Collect each line of the records containing the string "bracket".

__Saved data entries__
· · ·

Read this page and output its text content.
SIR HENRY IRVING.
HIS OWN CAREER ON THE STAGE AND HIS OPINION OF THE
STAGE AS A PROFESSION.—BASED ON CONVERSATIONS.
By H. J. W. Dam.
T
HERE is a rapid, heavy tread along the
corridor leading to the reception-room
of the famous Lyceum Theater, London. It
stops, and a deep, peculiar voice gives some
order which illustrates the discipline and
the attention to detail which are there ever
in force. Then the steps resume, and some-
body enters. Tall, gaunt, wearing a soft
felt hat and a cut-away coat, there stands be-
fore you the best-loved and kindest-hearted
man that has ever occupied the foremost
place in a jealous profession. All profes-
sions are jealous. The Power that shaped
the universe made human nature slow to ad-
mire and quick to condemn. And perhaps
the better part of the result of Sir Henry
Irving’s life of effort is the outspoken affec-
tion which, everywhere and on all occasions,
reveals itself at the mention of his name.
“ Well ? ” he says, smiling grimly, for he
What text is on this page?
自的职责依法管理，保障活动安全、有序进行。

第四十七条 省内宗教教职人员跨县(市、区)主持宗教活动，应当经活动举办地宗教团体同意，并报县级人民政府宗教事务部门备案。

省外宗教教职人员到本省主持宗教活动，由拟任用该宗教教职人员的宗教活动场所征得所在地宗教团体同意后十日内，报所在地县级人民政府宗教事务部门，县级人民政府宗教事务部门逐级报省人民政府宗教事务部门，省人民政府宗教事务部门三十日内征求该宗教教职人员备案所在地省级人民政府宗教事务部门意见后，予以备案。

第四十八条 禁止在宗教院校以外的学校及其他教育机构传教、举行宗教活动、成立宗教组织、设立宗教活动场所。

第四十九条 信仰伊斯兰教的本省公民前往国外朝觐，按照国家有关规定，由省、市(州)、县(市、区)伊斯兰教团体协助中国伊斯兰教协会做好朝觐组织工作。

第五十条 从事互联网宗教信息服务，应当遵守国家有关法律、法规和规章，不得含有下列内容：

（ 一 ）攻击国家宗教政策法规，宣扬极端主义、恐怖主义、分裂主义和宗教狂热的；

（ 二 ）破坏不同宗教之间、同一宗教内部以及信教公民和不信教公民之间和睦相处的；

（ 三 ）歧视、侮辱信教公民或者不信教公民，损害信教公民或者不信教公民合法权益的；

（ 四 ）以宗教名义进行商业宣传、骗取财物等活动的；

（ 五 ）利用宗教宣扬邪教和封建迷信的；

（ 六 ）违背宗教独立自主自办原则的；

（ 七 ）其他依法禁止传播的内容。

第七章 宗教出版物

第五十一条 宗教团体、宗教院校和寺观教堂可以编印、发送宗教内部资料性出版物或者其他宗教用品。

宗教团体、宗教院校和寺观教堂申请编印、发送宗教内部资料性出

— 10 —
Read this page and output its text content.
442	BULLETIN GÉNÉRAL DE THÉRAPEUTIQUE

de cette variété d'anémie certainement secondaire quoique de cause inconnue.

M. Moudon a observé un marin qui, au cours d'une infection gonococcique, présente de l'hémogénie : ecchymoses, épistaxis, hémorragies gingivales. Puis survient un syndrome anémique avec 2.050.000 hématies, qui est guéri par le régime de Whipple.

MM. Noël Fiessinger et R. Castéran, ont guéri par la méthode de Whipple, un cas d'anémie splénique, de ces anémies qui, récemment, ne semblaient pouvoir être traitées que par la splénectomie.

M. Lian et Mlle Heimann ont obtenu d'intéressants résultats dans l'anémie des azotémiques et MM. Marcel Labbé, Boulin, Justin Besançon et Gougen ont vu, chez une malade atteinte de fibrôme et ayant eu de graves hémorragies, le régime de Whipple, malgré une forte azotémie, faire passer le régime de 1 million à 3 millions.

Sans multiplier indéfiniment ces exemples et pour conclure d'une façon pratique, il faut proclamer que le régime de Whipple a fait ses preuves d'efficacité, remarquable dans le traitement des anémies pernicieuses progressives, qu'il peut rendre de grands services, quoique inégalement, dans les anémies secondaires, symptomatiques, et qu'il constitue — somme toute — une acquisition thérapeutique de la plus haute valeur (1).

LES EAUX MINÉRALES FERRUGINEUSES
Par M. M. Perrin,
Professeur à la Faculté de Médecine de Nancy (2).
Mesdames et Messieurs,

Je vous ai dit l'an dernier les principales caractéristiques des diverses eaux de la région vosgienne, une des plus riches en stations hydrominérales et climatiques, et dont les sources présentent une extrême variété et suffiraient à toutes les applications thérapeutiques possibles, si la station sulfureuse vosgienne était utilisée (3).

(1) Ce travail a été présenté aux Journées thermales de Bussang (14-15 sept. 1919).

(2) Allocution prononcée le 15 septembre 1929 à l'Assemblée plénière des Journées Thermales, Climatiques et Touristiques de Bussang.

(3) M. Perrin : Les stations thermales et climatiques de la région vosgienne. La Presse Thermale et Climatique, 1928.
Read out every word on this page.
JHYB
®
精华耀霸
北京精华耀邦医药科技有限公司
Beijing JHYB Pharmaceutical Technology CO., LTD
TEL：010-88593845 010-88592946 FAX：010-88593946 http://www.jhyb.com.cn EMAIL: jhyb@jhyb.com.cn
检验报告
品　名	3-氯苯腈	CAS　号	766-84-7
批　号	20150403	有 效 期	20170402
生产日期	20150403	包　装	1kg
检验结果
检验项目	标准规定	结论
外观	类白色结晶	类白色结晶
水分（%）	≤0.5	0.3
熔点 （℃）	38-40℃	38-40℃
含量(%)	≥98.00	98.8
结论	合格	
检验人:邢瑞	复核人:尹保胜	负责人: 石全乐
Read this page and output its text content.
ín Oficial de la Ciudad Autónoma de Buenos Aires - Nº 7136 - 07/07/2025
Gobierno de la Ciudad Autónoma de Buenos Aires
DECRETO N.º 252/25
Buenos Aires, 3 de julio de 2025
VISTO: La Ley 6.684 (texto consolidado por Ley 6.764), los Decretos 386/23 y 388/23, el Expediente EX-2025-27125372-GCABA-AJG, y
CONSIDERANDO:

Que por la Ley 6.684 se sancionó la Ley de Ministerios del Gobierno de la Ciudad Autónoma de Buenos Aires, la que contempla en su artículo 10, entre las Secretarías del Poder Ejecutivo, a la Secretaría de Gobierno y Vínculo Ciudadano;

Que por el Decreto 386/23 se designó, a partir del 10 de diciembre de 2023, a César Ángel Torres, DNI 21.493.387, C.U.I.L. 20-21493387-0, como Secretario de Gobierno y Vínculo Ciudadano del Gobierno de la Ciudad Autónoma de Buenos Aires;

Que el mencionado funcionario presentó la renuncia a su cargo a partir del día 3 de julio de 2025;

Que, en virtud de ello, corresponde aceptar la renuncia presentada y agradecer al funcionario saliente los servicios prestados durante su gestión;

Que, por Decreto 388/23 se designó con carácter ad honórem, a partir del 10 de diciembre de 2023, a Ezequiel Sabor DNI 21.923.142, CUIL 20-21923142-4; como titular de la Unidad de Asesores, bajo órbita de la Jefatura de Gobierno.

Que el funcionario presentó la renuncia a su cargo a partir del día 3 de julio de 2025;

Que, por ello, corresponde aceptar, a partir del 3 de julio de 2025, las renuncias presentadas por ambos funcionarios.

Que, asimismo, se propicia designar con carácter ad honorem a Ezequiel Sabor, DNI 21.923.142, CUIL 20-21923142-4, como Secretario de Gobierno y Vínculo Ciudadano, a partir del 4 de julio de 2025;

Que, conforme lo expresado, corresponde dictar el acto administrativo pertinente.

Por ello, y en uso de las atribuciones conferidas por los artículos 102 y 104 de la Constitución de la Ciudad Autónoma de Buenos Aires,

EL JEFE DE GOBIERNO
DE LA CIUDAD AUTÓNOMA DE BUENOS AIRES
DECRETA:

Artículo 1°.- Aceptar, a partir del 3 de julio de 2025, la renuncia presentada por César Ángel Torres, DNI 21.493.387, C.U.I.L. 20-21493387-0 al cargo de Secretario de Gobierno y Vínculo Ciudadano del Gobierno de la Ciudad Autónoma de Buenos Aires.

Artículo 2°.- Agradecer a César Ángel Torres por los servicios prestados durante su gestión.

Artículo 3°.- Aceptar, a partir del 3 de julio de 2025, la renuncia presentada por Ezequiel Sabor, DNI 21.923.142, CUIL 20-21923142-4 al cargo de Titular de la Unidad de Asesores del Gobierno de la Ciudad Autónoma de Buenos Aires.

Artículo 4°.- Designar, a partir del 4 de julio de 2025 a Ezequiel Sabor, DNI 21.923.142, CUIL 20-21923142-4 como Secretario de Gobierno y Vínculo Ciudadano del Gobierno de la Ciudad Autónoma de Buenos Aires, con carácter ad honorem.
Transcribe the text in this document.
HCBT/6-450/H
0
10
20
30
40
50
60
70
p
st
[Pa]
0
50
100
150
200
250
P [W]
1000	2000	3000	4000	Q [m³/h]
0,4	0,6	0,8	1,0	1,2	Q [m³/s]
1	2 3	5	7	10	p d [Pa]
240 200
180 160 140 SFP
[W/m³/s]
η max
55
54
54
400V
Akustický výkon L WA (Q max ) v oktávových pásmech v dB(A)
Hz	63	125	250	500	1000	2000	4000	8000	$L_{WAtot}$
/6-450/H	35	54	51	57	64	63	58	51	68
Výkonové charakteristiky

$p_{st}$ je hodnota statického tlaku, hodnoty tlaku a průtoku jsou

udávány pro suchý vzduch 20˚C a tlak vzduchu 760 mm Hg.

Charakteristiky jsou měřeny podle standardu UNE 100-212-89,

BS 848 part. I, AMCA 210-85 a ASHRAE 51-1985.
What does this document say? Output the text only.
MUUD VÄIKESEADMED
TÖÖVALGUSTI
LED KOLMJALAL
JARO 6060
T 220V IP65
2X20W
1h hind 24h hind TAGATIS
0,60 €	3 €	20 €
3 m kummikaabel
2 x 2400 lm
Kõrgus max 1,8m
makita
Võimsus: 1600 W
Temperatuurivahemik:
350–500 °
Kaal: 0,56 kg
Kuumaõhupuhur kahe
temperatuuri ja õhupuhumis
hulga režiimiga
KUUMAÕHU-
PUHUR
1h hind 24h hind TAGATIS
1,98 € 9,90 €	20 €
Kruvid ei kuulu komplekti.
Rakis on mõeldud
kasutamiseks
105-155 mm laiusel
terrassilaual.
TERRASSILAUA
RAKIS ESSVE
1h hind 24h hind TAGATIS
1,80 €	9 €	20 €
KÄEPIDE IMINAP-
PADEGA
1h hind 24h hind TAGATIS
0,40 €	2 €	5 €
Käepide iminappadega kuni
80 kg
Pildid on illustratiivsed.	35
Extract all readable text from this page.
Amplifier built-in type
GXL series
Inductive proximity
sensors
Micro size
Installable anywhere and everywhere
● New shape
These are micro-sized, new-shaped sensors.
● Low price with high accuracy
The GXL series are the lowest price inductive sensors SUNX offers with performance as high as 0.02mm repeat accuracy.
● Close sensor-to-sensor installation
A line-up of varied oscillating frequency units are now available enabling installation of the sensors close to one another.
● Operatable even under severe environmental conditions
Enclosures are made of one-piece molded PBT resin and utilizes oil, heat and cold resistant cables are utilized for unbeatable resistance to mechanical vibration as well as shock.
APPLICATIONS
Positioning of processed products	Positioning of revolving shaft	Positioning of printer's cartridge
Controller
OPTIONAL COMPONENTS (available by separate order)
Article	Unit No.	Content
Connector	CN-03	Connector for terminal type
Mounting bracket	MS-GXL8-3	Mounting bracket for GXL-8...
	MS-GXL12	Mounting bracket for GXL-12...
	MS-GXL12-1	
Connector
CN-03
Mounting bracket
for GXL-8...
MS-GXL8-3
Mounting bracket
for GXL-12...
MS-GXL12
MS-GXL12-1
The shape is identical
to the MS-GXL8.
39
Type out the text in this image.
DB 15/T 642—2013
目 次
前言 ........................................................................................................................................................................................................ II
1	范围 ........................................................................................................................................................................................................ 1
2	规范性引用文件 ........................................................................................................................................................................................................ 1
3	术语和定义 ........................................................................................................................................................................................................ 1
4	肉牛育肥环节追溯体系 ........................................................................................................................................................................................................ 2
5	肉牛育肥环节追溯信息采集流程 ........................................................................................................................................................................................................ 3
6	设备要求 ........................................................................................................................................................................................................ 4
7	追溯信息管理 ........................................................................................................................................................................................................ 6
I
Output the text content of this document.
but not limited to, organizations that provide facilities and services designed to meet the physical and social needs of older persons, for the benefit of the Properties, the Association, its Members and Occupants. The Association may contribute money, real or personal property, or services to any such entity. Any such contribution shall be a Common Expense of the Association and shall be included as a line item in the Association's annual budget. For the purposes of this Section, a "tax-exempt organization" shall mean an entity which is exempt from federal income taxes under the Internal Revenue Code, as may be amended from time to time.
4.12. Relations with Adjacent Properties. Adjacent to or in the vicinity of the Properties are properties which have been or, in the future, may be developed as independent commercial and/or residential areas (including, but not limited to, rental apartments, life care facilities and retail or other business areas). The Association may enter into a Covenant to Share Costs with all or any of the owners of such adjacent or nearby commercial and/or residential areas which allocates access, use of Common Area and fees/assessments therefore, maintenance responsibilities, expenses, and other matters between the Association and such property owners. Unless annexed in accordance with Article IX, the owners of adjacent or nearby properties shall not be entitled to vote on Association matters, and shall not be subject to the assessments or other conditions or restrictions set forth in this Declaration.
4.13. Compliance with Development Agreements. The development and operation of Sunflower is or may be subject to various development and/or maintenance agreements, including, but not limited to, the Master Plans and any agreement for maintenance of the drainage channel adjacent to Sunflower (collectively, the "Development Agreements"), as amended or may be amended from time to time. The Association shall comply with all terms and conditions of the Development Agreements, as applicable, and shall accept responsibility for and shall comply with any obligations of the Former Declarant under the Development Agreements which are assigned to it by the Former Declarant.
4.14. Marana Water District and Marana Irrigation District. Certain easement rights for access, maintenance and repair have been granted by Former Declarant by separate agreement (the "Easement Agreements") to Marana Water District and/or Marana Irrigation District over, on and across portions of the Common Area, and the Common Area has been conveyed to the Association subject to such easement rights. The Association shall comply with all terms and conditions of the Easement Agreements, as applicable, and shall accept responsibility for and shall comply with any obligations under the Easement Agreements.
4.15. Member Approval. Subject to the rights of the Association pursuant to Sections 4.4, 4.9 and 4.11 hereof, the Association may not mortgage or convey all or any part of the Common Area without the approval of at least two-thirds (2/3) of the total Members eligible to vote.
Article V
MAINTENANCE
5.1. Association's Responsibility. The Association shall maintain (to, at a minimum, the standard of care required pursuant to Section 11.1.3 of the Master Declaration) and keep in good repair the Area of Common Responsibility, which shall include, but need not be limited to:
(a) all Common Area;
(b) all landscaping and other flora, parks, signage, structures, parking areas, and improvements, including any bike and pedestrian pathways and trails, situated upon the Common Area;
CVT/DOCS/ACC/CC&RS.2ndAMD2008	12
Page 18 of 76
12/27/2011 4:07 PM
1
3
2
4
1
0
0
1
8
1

· · ·

__Output for this exercise__
Mounting bracket	MS-GXL8-3	Mounting bracket for GXL-8...
	MS-GXL12	Mounting bracket for GXL-12...
Mounting bracket
Mounting bracket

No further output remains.